Collected data entries:
----------------

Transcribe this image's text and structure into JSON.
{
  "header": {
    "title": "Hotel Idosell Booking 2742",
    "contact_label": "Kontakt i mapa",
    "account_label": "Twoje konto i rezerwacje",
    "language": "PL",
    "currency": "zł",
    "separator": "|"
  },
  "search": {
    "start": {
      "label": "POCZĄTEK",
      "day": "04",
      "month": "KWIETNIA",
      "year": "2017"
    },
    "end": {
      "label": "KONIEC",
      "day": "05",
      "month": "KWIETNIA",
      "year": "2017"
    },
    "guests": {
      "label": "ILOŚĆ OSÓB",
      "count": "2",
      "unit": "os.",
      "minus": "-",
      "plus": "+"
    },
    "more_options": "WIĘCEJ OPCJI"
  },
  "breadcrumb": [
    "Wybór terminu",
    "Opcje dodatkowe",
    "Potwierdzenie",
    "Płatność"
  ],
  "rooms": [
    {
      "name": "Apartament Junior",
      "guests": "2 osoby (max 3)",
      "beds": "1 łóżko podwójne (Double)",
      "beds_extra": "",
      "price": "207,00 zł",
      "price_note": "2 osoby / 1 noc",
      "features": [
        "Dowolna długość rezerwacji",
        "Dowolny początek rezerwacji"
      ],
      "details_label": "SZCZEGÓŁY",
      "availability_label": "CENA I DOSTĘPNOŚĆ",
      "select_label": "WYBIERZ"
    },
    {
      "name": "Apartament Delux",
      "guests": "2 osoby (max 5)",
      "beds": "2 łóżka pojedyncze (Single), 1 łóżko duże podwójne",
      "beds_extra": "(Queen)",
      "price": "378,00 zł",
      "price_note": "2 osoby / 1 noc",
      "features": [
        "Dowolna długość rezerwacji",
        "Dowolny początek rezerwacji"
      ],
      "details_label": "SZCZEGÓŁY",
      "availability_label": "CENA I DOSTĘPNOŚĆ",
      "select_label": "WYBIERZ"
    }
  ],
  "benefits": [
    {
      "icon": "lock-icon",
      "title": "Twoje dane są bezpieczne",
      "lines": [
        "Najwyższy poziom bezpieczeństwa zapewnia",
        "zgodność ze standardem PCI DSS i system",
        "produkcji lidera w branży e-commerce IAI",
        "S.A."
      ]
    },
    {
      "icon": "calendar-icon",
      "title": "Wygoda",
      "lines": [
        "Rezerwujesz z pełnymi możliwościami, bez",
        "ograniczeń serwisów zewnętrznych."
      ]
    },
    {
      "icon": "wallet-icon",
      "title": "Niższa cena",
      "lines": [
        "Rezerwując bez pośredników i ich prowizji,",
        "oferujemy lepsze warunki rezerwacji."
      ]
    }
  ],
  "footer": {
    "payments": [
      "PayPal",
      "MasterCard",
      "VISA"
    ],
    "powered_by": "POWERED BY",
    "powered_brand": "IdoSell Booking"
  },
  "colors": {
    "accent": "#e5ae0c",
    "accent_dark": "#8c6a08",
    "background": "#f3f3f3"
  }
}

----------------

GOAL OF THE EXERCISE:
Copy each line containing the word "podwójne" from the data.

OUTPUT OF THE EXERCISE:
      "beds": "1 łóżko podwójne (Double)",
      "beds": "2 łóżka pojedyncze (Single), 1 łóżko duże podwójne",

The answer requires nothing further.